[Page element annotations]
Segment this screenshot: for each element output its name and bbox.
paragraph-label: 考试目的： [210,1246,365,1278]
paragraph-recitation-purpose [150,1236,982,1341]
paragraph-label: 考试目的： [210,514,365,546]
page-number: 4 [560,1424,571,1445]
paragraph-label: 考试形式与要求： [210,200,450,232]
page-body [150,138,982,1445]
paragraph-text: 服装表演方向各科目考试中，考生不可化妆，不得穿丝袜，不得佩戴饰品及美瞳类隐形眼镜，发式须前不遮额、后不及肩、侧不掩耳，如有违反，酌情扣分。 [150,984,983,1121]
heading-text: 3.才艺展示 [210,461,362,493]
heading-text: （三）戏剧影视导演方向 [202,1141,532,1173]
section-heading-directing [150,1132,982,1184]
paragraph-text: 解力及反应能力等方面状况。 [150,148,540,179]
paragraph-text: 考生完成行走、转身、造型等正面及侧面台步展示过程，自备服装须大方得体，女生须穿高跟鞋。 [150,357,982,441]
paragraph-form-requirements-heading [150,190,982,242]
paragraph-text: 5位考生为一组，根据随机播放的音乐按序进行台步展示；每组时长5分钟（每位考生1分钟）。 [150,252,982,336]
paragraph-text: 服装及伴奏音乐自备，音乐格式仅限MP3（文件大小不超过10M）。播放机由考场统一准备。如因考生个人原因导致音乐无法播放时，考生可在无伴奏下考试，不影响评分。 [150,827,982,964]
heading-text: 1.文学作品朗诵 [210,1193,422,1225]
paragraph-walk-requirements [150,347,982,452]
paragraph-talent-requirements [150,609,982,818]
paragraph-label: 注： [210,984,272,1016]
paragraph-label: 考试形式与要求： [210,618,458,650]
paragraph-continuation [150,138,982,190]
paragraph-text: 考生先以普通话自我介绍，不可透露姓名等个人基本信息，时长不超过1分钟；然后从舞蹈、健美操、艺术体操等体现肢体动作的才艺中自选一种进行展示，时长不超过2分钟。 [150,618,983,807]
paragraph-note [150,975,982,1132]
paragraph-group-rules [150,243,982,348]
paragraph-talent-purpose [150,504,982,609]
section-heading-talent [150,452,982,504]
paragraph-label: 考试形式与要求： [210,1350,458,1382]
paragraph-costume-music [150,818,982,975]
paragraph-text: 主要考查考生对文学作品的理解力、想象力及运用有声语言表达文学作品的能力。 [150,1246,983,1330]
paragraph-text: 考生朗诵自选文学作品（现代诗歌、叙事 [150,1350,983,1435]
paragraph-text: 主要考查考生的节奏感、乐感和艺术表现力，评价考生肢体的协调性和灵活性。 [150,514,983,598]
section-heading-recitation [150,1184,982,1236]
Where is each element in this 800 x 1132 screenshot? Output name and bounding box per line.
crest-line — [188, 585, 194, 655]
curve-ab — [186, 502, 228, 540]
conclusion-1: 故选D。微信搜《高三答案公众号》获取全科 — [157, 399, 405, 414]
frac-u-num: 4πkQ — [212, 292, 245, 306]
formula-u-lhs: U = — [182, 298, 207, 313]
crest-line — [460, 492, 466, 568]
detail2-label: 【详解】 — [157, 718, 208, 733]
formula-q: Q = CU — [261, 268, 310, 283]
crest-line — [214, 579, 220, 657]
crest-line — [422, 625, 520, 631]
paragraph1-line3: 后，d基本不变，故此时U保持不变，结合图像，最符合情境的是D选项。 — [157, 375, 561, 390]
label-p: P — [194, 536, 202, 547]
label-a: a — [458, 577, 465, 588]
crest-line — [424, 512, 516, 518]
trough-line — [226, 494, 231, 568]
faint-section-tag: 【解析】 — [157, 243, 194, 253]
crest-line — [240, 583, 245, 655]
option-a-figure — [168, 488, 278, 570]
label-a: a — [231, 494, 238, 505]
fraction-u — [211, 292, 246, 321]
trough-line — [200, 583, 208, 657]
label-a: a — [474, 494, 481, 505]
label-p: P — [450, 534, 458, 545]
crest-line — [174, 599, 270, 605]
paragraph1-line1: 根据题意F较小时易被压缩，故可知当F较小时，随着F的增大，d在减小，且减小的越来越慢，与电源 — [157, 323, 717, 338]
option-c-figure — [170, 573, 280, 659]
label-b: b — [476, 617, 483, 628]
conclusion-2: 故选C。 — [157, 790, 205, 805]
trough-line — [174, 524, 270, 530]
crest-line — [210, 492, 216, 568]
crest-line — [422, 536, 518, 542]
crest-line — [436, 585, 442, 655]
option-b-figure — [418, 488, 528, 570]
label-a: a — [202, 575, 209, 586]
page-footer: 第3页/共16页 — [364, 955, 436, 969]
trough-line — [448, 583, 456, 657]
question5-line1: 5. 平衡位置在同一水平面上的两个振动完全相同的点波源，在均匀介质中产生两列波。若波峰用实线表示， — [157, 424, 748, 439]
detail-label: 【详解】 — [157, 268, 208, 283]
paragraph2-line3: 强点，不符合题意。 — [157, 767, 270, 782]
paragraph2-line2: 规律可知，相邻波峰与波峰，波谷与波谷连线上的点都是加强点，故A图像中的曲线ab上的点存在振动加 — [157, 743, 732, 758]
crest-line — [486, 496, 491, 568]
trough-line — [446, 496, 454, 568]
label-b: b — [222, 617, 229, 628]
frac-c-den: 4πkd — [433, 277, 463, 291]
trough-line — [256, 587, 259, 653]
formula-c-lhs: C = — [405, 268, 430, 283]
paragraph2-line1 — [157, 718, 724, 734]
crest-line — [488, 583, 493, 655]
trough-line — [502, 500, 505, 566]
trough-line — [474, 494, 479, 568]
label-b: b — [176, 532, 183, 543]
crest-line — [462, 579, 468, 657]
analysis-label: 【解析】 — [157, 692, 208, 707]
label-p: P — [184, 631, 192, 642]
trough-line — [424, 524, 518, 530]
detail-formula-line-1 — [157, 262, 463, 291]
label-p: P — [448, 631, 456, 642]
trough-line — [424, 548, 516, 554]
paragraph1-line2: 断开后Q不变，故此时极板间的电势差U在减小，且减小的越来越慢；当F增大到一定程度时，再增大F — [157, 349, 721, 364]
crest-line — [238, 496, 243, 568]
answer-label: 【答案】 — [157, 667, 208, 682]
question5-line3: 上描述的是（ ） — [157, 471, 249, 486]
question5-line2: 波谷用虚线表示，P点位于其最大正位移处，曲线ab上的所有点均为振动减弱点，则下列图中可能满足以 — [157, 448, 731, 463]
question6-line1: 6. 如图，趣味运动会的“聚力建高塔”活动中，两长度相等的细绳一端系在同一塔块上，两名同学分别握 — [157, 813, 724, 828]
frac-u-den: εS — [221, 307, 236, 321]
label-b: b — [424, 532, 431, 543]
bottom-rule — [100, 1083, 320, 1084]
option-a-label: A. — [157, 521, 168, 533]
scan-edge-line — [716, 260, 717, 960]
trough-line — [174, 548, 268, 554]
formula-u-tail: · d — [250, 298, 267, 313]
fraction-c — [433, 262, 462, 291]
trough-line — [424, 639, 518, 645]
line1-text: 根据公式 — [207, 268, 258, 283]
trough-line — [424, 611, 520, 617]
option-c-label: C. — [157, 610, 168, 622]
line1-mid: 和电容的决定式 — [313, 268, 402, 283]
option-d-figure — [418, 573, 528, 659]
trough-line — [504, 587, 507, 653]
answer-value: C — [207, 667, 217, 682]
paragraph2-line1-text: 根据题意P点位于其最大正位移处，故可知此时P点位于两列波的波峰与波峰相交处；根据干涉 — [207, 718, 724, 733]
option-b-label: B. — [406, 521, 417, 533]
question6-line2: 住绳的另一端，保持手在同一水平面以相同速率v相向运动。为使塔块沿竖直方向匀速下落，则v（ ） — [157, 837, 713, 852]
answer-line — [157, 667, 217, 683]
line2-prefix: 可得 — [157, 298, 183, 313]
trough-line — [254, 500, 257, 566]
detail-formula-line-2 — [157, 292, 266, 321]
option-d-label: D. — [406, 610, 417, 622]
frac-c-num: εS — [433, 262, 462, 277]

TASK DETAILS: Copy out the rows from the start of the records through the line that contains "page-body [150,138,982,1445]", including both ends.

REPLY TO THE EXERCISE:
Segment this screenshot: for each element output its name and bbox.
paragraph-label: 考试目的： [210,1246,365,1278]
paragraph-recitation-purpose [150,1236,982,1341]
paragraph-label: 考试目的： [210,514,365,546]
page-number: 4 [560,1424,571,1445]
paragraph-label: 考试形式与要求： [210,200,450,232]
page-body [150,138,982,1445]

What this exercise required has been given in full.